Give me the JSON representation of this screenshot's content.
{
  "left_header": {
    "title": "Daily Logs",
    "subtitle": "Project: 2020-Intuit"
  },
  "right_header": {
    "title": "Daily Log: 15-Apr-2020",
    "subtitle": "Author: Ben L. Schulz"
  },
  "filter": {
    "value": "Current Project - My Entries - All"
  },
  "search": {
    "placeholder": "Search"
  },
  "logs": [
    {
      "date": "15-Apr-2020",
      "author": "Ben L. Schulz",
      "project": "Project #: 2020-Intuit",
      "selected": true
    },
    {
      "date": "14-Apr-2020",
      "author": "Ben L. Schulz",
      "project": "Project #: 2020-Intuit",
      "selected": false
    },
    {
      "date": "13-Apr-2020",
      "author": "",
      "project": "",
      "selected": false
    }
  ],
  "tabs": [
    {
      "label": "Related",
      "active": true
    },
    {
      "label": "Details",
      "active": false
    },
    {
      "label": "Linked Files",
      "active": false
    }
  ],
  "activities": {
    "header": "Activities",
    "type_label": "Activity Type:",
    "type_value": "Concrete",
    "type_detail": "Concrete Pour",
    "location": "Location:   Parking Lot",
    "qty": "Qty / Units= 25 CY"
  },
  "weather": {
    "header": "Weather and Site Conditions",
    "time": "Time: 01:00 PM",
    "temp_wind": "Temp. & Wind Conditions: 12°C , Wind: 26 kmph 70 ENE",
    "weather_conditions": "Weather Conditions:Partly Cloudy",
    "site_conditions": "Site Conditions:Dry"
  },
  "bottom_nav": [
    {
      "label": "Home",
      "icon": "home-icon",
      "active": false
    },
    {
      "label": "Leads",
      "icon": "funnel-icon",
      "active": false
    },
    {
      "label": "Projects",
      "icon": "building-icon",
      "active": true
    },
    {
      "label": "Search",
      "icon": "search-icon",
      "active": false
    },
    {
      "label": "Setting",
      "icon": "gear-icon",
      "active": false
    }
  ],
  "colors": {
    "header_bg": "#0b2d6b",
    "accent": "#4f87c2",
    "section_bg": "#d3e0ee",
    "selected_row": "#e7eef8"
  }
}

== Stated problem ==
Each line above that includes "Concrete" should be shown.

== Complete output ==
    "type_value": "Concrete",
    "type_detail": "Concrete Pour",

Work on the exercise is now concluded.